Transcribe all of the records precisely as they are presented.

━━━━━━━━━━━━━━━━━━━━━━━━━━━━━━

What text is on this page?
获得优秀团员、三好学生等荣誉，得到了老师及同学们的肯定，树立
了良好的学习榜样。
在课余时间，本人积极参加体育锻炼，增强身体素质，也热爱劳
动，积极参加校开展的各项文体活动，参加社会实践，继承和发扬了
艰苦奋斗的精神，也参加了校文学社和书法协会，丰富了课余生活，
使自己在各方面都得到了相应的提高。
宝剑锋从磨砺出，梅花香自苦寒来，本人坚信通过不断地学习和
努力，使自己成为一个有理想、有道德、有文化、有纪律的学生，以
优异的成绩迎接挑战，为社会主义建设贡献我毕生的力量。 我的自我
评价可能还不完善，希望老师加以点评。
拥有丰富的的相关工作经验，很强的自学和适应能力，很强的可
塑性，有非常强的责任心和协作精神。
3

━━━━━━━━━━━━━━━━━━━━━━━━━━━━━━

▶ **RESULT FOR THIS EXERCISE**
What text is on this page?
获得优秀团员、三好学生等荣誉，得到了老师及同学们的肯定，树立
了良好的学习榜样。
在课余时间，本人积极参加体育锻炼，增强身体素质，也热爱劳
动，积极参加校开展的各项文体活动，参加社会实践，继承和发扬了
艰苦奋斗的精神，也参加了校文学社和书法协会，丰富了课余生活，
使自己在各方面都得到了相应的提高。
宝剑锋从磨砺出，梅花香自苦寒来，本人坚信通过不断地学习和
努力，使自己成为一个有理想、有道德、有文化、有纪律的学生，以
优异的成绩迎接挑战，为社会主义建设贡献我毕生的力量。 我的自我
评价可能还不完善，希望老师加以点评。
拥有丰富的的相关工作经验，很强的自学和适应能力，很强的可
塑性，有非常强的责任心和协作精神。
3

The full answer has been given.